§ Your instructions: The entries below should be given again exactly, minus their pictures.

§ Input for this task:
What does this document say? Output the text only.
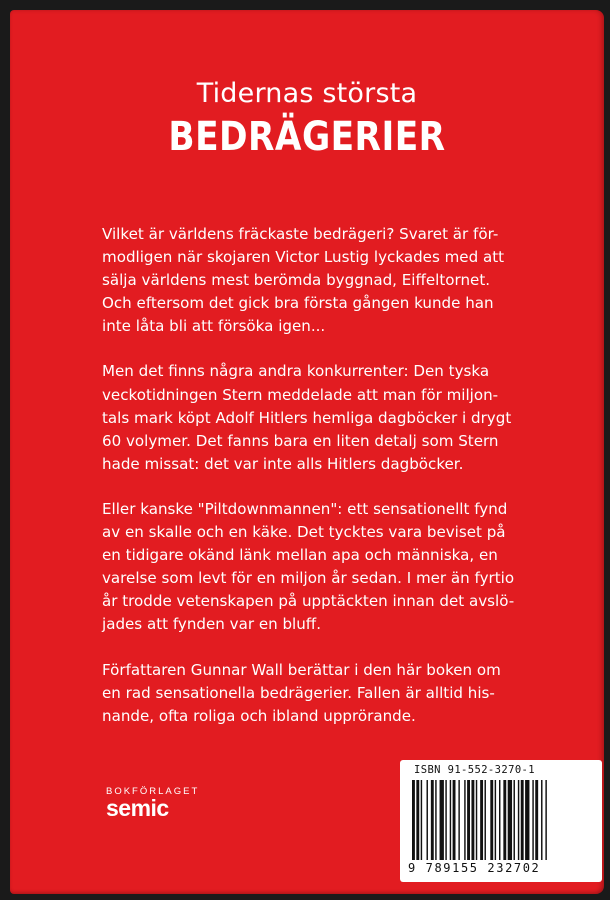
Tidernas största
BEDRÄGERIER

Vilket är världens fräckaste bedrägeri? Svaret är för-
modligen när skojaren Victor Lustig lyckades med att
sälja världens mest berömda byggnad, Eiffeltornet.
Och eftersom det gick bra första gången kunde han
inte låta bli att försöka igen...

Men det finns några andra konkurrenter: Den tyska
veckotidningen Stern meddelade att man för miljon-
tals mark köpt Adolf Hitlers hemliga dagböcker i drygt
60 volymer. Det fanns bara en liten detalj som Stern
hade missat: det var inte alls Hitlers dagböcker.

Eller kanske "Piltdownmannen": ett sensationellt fynd
av en skalle och en käke. Det tycktes vara beviset på
en tidigare okänd länk mellan apa och människa, en
varelse som levt för en miljon år sedan. I mer än fyrtio
år trodde vetenskapen på upptäckten innan det avslö-
jades att fynden var en bluff.

Författaren Gunnar Wall berättar i den här boken om
en rad sensationella bedrägerier. Fallen är alltid his-
nande, ofta roliga och ibland upprörande.

BOKFÖRLAGET
semic
ISBN 91-552-3270-1
9 789155 232702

§ Answer to the problem:
What does this document say? Output the text only.
Tidernas största
BEDRÄGERIER

Vilket är världens fräckaste bedrägeri? Svaret är för-
modligen när skojaren Victor Lustig lyckades med att
sälja världens mest berömda byggnad, Eiffeltornet.
Och eftersom det gick bra första gången kunde han
inte låta bli att försöka igen...

Men det finns några andra konkurrenter: Den tyska
veckotidningen Stern meddelade att man för miljon-
tals mark köpt Adolf Hitlers hemliga dagböcker i drygt
60 volymer. Det fanns bara en liten detalj som Stern
hade missat: det var inte alls Hitlers dagböcker.

Eller kanske "Piltdownmannen": ett sensationellt fynd
av en skalle och en käke. Det tycktes vara beviset på
en tidigare okänd länk mellan apa och människa, en
varelse som levt för en miljon år sedan. I mer än fyrtio
år trodde vetenskapen på upptäckten innan det avslö-
jades att fynden var en bluff.

Författaren Gunnar Wall berättar i den här boken om
en rad sensationella bedrägerier. Fallen är alltid his-
nande, ofta roliga och ibland upprörande.

BOKFÖRLAGET
semic
ISBN 91-552-3270-1
9 789155 232702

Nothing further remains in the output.